*** Data records ***
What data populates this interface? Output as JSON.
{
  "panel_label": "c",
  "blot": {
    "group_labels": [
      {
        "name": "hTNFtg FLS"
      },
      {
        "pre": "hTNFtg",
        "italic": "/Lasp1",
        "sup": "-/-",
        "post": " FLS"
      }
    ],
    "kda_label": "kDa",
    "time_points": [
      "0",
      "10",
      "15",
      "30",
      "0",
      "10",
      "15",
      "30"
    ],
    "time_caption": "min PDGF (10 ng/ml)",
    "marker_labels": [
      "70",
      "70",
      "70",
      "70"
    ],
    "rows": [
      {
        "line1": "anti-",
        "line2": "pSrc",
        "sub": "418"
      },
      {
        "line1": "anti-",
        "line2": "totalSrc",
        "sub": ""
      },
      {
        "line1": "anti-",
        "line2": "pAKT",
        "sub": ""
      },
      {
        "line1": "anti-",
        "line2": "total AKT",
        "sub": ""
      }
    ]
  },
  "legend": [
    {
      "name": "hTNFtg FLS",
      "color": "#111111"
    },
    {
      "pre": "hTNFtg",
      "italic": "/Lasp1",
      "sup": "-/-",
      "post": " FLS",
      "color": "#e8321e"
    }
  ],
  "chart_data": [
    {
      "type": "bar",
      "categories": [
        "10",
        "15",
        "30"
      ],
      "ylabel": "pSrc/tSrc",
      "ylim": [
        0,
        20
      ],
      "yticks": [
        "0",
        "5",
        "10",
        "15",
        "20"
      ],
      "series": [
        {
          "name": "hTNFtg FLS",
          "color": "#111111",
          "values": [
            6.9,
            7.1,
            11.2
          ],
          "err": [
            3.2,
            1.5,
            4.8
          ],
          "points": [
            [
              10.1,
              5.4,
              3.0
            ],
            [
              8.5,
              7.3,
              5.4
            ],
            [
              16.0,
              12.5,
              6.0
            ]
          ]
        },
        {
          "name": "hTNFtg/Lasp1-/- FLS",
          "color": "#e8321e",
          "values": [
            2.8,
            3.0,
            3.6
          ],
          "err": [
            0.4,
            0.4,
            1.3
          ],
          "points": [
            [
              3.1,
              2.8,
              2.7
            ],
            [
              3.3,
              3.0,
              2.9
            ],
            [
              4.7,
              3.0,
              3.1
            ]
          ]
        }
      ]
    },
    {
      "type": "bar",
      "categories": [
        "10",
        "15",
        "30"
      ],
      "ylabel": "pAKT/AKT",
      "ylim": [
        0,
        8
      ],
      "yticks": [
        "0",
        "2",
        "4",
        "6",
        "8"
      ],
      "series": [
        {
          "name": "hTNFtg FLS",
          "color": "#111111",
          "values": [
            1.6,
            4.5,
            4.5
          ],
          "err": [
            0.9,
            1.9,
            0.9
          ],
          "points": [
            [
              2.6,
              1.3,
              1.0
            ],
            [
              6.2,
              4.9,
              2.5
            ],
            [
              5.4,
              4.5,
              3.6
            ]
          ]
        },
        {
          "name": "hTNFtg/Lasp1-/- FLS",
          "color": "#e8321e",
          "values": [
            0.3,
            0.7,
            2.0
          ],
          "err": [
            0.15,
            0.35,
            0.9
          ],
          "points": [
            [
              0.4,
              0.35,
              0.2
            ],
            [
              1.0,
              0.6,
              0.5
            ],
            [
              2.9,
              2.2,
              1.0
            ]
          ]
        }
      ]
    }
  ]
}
***
What to produce:
Retype the material in full, character for character.

Task solution:
What data populates this interface? Output as JSON.
{
  "panel_label": "c",
  "blot": {
    "group_labels": [
      {
        "name": "hTNFtg FLS"
      },
      {
        "pre": "hTNFtg",
        "italic": "/Lasp1",
        "sup": "-/-",
        "post": " FLS"
      }
    ],
    "kda_label": "kDa",
    "time_points": [
      "0",
      "10",
      "15",
      "30",
      "0",
      "10",
      "15",
      "30"
    ],
    "time_caption": "min PDGF (10 ng/ml)",
    "marker_labels": [
      "70",
      "70",
      "70",
      "70"
    ],
    "rows": [
      {
        "line1": "anti-",
        "line2": "pSrc",
        "sub": "418"
      },
      {
        "line1": "anti-",
        "line2": "totalSrc",
        "sub": ""
      },
      {
        "line1": "anti-",
        "line2": "pAKT",
        "sub": ""
      },
      {
        "line1": "anti-",
        "line2": "total AKT",
        "sub": ""
      }
    ]
  },
  "legend": [
    {
      "name": "hTNFtg FLS",
      "color": "#111111"
    },
    {
      "pre": "hTNFtg",
      "italic": "/Lasp1",
      "sup": "-/-",
      "post": " FLS",
      "color": "#e8321e"
    }
  ],
  "chart_data": [
    {
      "type": "bar",
      "categories": [
        "10",
        "15",
        "30"
      ],
      "ylabel": "pSrc/tSrc",
      "ylim": [
        0,
        20
      ],
      "yticks": [
        "0",
        "5",
        "10",
        "15",
        "20"
      ],
      "series": [
        {
          "name": "hTNFtg FLS",
          "color": "#111111",
          "values": [
            6.9,
            7.1,
            11.2
          ],
          "err": [
            3.2,
            1.5,
            4.8
          ],
          "points": [
            [
              10.1,
              5.4,
              3.0
            ],
            [
              8.5,
              7.3,
              5.4
            ],
            [
              16.0,
              12.5,
              6.0
            ]
          ]
        },
        {
          "name": "hTNFtg/Lasp1-/- FLS",
          "color": "#e8321e",
          "values": [
            2.8,
            3.0,
            3.6
          ],
          "err": [
            0.4,
            0.4,
            1.3
          ],
          "points": [
            [
              3.1,
              2.8,
              2.7
            ],
            [
              3.3,
              3.0,
              2.9
            ],
            [
              4.7,
              3.0,
              3.1
            ]
          ]
        }
      ]
    },
    {
      "type": "bar",
      "categories": [
        "10",
        "15",
        "30"
      ],
      "ylabel": "pAKT/AKT",
      "ylim": [
        0,
        8
      ],
      "yticks": [
        "0",
        "2",
        "4",
        "6",
        "8"
      ],
      "series": [
        {
          "name": "hTNFtg FLS",
          "color": "#111111",
          "values": [
            1.6,
            4.5,
            4.5
          ],
          "err": [
            0.9,
            1.9,
            0.9
          ],
          "points": [
            [
              2.6,
              1.3,
              1.0
            ],
            [
              6.2,
              4.9,
              2.5
            ],
            [
              5.4,
              4.5,
              3.6
            ]
          ]
        },
        {
          "name": "hTNFtg/Lasp1-/- FLS",
          "color": "#e8321e",
          "values": [
            0.3,
            0.7,
            2.0
          ],
          "err": [
            0.15,
            0.35,
            0.9
          ],
          "points": [
            [
              0.4,
              0.35,
              0.2
            ],
            [
              1.0,
              0.6,
              0.5
            ],
            [
              2.9,
              2.2,
              1.0
            ]
          ]
        }
      ]
    }
  ]
}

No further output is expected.